Start of TASK INPUT

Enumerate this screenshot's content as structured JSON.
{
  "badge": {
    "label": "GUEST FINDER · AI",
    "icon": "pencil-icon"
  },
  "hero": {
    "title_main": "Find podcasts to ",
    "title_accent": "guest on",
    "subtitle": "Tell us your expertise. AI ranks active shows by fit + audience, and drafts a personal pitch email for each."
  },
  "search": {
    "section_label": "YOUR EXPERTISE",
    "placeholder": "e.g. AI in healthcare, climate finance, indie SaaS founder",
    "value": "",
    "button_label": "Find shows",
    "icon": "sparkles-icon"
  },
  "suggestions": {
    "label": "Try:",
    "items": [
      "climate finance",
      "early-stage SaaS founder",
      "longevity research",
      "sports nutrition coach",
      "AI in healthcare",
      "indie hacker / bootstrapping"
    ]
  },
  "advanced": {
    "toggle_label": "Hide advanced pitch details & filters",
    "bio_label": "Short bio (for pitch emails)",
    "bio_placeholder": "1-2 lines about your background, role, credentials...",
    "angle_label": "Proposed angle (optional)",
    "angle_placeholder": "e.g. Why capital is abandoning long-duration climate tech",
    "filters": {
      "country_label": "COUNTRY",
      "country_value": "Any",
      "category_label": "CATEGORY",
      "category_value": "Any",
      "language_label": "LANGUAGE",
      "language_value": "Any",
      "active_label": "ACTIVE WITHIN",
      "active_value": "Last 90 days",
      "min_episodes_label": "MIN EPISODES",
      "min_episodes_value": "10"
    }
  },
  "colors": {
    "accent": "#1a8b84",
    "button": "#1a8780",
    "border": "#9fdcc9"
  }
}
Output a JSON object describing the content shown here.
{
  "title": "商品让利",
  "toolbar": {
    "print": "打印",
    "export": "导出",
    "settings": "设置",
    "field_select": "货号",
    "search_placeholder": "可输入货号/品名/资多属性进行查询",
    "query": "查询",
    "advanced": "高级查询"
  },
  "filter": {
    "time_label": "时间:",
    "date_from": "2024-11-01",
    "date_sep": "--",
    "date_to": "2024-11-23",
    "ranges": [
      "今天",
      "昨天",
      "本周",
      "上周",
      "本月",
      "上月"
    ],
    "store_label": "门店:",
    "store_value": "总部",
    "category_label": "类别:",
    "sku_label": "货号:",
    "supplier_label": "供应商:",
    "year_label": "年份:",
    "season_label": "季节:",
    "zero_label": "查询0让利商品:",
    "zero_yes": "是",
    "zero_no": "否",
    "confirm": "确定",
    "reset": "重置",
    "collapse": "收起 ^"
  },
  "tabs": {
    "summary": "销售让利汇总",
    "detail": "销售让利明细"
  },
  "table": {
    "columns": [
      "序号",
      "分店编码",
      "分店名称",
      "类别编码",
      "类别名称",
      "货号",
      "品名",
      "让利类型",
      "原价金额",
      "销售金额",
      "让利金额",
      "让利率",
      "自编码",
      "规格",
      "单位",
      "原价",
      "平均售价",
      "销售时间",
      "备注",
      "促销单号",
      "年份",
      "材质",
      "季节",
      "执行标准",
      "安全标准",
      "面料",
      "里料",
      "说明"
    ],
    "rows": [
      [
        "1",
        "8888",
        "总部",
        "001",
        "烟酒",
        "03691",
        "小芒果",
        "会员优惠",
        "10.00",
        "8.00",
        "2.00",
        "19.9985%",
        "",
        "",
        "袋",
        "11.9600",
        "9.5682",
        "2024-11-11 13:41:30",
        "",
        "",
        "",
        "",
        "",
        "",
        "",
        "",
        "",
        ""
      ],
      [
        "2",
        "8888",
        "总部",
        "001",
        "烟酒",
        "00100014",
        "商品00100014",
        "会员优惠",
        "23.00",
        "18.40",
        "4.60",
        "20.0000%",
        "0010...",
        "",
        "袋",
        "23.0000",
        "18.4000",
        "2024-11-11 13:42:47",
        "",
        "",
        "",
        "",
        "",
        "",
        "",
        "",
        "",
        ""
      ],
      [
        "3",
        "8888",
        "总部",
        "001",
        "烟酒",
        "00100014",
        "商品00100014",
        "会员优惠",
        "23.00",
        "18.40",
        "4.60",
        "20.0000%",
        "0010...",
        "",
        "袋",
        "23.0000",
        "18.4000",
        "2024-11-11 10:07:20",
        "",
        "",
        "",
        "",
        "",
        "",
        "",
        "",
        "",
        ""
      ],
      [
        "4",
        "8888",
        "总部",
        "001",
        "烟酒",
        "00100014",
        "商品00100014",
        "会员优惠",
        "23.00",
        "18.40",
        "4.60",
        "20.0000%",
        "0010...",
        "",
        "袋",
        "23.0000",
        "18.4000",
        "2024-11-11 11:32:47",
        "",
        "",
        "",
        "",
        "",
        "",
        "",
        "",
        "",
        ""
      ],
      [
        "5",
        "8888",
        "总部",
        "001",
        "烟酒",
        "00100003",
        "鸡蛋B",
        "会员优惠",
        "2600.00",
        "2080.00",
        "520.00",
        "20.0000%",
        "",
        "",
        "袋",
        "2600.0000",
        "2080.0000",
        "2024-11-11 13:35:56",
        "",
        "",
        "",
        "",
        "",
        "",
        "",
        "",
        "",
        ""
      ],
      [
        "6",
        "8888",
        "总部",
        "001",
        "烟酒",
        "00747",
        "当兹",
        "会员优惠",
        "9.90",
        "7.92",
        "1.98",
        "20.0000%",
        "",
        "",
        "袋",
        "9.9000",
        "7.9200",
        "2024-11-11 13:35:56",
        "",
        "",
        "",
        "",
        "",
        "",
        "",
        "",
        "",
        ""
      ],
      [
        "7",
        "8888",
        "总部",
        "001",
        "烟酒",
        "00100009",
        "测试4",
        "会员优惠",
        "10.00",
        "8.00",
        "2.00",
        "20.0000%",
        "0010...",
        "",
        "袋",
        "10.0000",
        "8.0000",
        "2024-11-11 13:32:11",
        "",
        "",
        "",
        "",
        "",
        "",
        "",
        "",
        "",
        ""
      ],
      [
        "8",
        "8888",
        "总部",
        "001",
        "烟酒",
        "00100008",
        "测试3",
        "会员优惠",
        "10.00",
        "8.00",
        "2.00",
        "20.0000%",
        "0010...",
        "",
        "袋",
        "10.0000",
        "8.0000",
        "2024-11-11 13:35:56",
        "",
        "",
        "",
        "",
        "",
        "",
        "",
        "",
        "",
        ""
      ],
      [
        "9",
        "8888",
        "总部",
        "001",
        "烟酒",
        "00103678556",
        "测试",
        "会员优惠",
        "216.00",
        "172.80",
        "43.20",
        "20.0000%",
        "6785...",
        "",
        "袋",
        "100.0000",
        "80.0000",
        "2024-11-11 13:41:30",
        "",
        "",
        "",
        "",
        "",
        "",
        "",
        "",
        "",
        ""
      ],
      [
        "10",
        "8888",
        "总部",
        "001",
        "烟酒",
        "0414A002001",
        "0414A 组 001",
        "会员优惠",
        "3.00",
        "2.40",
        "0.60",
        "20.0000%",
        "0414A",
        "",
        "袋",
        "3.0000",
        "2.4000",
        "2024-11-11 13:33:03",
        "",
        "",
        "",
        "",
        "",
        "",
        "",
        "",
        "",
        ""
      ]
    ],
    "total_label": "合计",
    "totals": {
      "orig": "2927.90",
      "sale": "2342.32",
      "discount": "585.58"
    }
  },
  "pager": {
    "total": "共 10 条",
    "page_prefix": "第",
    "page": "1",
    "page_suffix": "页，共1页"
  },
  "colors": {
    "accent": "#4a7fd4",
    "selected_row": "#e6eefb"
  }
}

End of TASK INPUT

(WHAT YOU SHOULD DO): Please set down all the data word for word.

(OUTPUT OF THE EXERCISE):
Enumerate this screenshot's content as structured JSON.
{
  "badge": {
    "label": "GUEST FINDER · AI",
    "icon": "pencil-icon"
  },
  "hero": {
    "title_main": "Find podcasts to ",
    "title_accent": "guest on",
    "subtitle": "Tell us your expertise. AI ranks active shows by fit + audience, and drafts a personal pitch email for each."
  },
  "search": {
    "section_label": "YOUR EXPERTISE",
    "placeholder": "e.g. AI in healthcare, climate finance, indie SaaS founder",
    "value": "",
    "button_label": "Find shows",
    "icon": "sparkles-icon"
  },
  "suggestions": {
    "label": "Try:",
    "items": [
      "climate finance",
      "early-stage SaaS founder",
      "longevity research",
      "sports nutrition coach",
      "AI in healthcare",
      "indie hacker / bootstrapping"
    ]
  },
  "advanced": {
    "toggle_label": "Hide advanced pitch details & filters",
    "bio_label": "Short bio (for pitch emails)",
    "bio_placeholder": "1-2 lines about your background, role, credentials...",
    "angle_label": "Proposed angle (optional)",
    "angle_placeholder": "e.g. Why capital is abandoning long-duration climate tech",
    "filters": {
      "country_label": "COUNTRY",
      "country_value": "Any",
      "category_label": "CATEGORY",
      "category_value": "Any",
      "language_label": "LANGUAGE",
      "language_value": "Any",
      "active_label": "ACTIVE WITHIN",
      "active_value": "Last 90 days",
      "min_episodes_label": "MIN EPISODES",
      "min_episodes_value": "10"
    }
  },
  "colors": {
    "accent": "#1a8b84",
    "button": "#1a8780",
    "border": "#9fdcc9"
  }
}
Output a JSON object describing the content shown here.
{
  "title": "商品让利",
  "toolbar": {
    "print": "打印",
    "export": "导出",
    "settings": "设置",
    "field_select": "货号",
    "search_placeholder": "可输入货号/品名/资多属性进行查询",
    "query": "查询",
    "advanced": "高级查询"
  },
  "filter": {
    "time_label": "时间:",
    "date_from": "2024-11-01",
    "date_sep": "--",
    "date_to": "2024-11-23",
    "ranges": [
      "今天",
      "昨天",
      "本周",
      "上周",
      "本月",
      "上月"
    ],
    "store_label": "门店:",
    "store_value": "总部",
    "category_label": "类别:",
    "sku_label": "货号:",
    "supplier_label": "供应商:",
    "year_label": "年份:",
    "season_label": "季节:",
    "zero_label": "查询0让利商品:",
    "zero_yes": "是",
    "zero_no": "否",
    "confirm": "确定",
    "reset": "重置",
    "collapse": "收起 ^"
  },
  "tabs": {
    "summary": "销售让利汇总",
    "detail": "销售让利明细"
  },
  "table": {
    "columns": [
      "序号",
      "分店编码",
      "分店名称",
      "类别编码",
      "类别名称",
      "货号",
      "品名",
      "让利类型",
      "原价金额",
      "销售金额",
      "让利金额",
      "让利率",
      "自编码",
      "规格",
      "单位",
      "原价",
      "平均售价",
      "销售时间",
      "备注",
      "促销单号",
      "年份",
      "材质",
      "季节",
      "执行标准",
      "安全标准",
      "面料",
      "里料",
      "说明"
    ],
    "rows": [
      [
        "1",
        "8888",
        "总部",
        "001",
        "烟酒",
        "03691",
        "小芒果",
        "会员优惠",
        "10.00",
        "8.00",
        "2.00",
        "19.9985%",
        "",
        "",
        "袋",
        "11.9600",
        "9.5682",
        "2024-11-11 13:41:30",
        "",
        "",
        "",
        "",
        "",
        "",
        "",
        "",
        "",
        ""
      ],
      [
        "2",
        "8888",
        "总部",
        "001",
        "烟酒",
        "00100014",
        "商品00100014",
        "会员优惠",
        "23.00",
        "18.40",
        "4.60",
        "20.0000%",
        "0010...",
        "",
        "袋",
        "23.0000",
        "18.4000",
        "2024-11-11 13:42:47",
        "",
        "",
        "",
        "",
        "",
        "",
        "",
        "",
        "",
        ""
      ],
      [
        "3",
        "8888",
        "总部",
        "001",
        "烟酒",
        "00100014",
        "商品00100014",
        "会员优惠",
        "23.00",
        "18.40",
        "4.60",
        "20.0000%",
        "0010...",
        "",
        "袋",
        "23.0000",
        "18.4000",
        "2024-11-11 10:07:20",
        "",
        "",
        "",
        "",
        "",
        "",
        "",
        "",
        "",
        ""
      ],
      [
        "4",
        "8888",
        "总部",
        "001",
        "烟酒",
        "00100014",
        "商品00100014",
        "会员优惠",
        "23.00",
        "18.40",
        "4.60",
        "20.0000%",
        "0010...",
        "",
        "袋",
        "23.0000",
        "18.4000",
        "2024-11-11 11:32:47",
        "",
        "",
        "",
        "",
        "",
        "",
        "",
        "",
        "",
        ""
      ],
      [
        "5",
        "8888",
        "总部",
        "001",
        "烟酒",
        "00100003",
        "鸡蛋B",
        "会员优惠",
        "2600.00",
        "2080.00",
        "520.00",
        "20.0000%",
        "",
        "",
        "袋",
        "2600.0000",
        "2080.0000",
        "2024-11-11 13:35:56",
        "",
        "",
        "",
        "",
        "",
        "",
        "",
        "",
        "",
        ""
      ],
      [
        "6",
        "8888",
        "总部",
        "001",
        "烟酒",
        "00747",
        "当兹",
        "会员优惠",
        "9.90",
        "7.92",
        "1.98",
        "20.0000%",
        "",
        "",
        "袋",
        "9.9000",
        "7.9200",
        "2024-11-11 13:35:56",
        "",
        "",
        "",
        "",
        "",
        "",
        "",
        "",
        "",
        ""
      ],
      [
        "7",
        "8888",
        "总部",
        "001",
        "烟酒",
        "00100009",
        "测试4",
        "会员优惠",
        "10.00",
        "8.00",
        "2.00",
        "20.0000%",
        "0010...",
        "",
        "袋",
        "10.0000",
        "8.0000",
        "2024-11-11 13:32:11",
        "",
        "",
        "",
        "",
        "",
        "",
        "",
        "",
        "",
        ""
      ],
      [
        "8",
        "8888",
        "总部",
        "001",
        "烟酒",
        "00100008",
        "测试3",
        "会员优惠",
        "10.00",
        "8.00",
        "2.00",
        "20.0000%",
        "0010...",
        "",
        "袋",
        "10.0000",
        "8.0000",
        "2024-11-11 13:35:56",
        "",
        "",
        "",
        "",
        "",
        "",
        "",
        "",
        "",
        ""
      ],
      [
        "9",
        "8888",
        "总部",
        "001",
        "烟酒",
        "00103678556",
        "测试",
        "会员优惠",
        "216.00",
        "172.80",
        "43.20",
        "20.0000%",
        "6785...",
        "",
        "袋",
        "100.0000",
        "80.0000",
        "2024-11-11 13:41:30",
        "",
        "",
        "",
        "",
        "",
        "",
        "",
        "",
        "",
        ""
      ],
      [
        "10",
        "8888",
        "总部",
        "001",
        "烟酒",
        "0414A002001",
        "0414A 组 001",
        "会员优惠",
        "3.00",
        "2.40",
        "0.60",
        "20.0000%",
        "0414A",
        "",
        "袋",
        "3.0000",
        "2.4000",
        "2024-11-11 13:33:03",
        "",
        "",
        "",
        "",
        "",
        "",
        "",
        "",
        "",
        ""
      ]
    ],
    "total_label": "合计",
    "totals": {
      "orig": "2927.90",
      "sale": "2342.32",
      "discount": "585.58"
    }
  },
  "pager": {
    "total": "共 10 条",
    "page_prefix": "第",
    "page": "1",
    "page_suffix": "页，共1页"
  },
  "colors": {
    "accent": "#4a7fd4",
    "selected_row": "#e6eefb"
  }
}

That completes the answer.